GIVEN INSTRUCTION: From the records below, extract all the text exactly and leave the images behind.
>> START TASK MATERIAL
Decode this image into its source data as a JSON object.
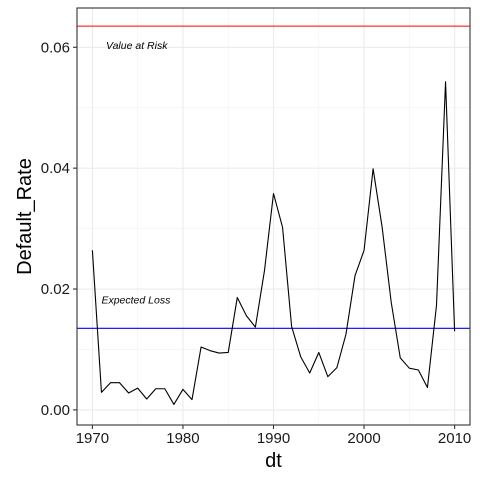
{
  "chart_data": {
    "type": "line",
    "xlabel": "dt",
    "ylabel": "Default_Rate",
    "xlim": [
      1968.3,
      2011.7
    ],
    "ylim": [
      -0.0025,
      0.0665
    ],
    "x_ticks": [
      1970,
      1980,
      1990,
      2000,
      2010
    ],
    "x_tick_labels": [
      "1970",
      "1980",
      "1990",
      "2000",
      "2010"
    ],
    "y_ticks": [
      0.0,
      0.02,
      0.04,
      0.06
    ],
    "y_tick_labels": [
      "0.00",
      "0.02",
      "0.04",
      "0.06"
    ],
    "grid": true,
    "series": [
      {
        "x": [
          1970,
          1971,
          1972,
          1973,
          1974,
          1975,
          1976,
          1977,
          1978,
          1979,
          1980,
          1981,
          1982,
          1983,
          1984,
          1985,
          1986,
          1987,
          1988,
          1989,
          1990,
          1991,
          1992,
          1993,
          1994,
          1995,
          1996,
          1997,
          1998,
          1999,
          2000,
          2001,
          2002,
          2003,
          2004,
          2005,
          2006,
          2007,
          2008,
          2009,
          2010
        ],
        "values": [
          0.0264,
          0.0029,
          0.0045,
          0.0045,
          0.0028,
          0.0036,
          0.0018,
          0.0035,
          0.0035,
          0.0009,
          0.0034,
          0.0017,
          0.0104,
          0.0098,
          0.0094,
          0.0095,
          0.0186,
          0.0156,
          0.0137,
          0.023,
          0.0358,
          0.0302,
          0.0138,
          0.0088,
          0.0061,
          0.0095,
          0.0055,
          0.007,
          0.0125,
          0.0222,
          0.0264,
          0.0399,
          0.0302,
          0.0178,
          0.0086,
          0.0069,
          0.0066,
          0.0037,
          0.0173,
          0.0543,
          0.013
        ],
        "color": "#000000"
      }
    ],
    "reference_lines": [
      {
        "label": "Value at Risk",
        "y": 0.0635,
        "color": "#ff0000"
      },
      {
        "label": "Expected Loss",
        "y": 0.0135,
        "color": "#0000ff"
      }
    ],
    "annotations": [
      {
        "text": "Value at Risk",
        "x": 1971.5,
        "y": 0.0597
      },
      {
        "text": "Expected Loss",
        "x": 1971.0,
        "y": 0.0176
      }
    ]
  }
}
>> END TASK MATERIAL
TASK SOLUTION:
Decode this image into its source data as a JSON object.
{
  "chart_data": {
    "type": "line",
    "xlabel": "dt",
    "ylabel": "Default_Rate",
    "xlim": [
      1968.3,
      2011.7
    ],
    "ylim": [
      -0.0025,
      0.0665
    ],
    "x_ticks": [
      1970,
      1980,
      1990,
      2000,
      2010
    ],
    "x_tick_labels": [
      "1970",
      "1980",
      "1990",
      "2000",
      "2010"
    ],
    "y_ticks": [
      0.0,
      0.02,
      0.04,
      0.06
    ],
    "y_tick_labels": [
      "0.00",
      "0.02",
      "0.04",
      "0.06"
    ],
    "grid": true,
    "series": [
      {
        "x": [
          1970,
          1971,
          1972,
          1973,
          1974,
          1975,
          1976,
          1977,
          1978,
          1979,
          1980,
          1981,
          1982,
          1983,
          1984,
          1985,
          1986,
          1987,
          1988,
          1989,
          1990,
          1991,
          1992,
          1993,
          1994,
          1995,
          1996,
          1997,
          1998,
          1999,
          2000,
          2001,
          2002,
          2003,
          2004,
          2005,
          2006,
          2007,
          2008,
          2009,
          2010
        ],
        "values": [
          0.0264,
          0.0029,
          0.0045,
          0.0045,
          0.0028,
          0.0036,
          0.0018,
          0.0035,
          0.0035,
          0.0009,
          0.0034,
          0.0017,
          0.0104,
          0.0098,
          0.0094,
          0.0095,
          0.0186,
          0.0156,
          0.0137,
          0.023,
          0.0358,
          0.0302,
          0.0138,
          0.0088,
          0.0061,
          0.0095,
          0.0055,
          0.007,
          0.0125,
          0.0222,
          0.0264,
          0.0399,
          0.0302,
          0.0178,
          0.0086,
          0.0069,
          0.0066,
          0.0037,
          0.0173,
          0.0543,
          0.013
        ],
        "color": "#000000"
      }
    ],
    "reference_lines": [
      {
        "label": "Value at Risk",
        "y": 0.0635,
        "color": "#ff0000"
      },
      {
        "label": "Expected Loss",
        "y": 0.0135,
        "color": "#0000ff"
      }
    ],
    "annotations": [
      {
        "text": "Value at Risk",
        "x": 1971.5,
        "y": 0.0597
      },
      {
        "text": "Expected Loss",
        "x": 1971.0,
        "y": 0.0176
      }
    ]
  }
}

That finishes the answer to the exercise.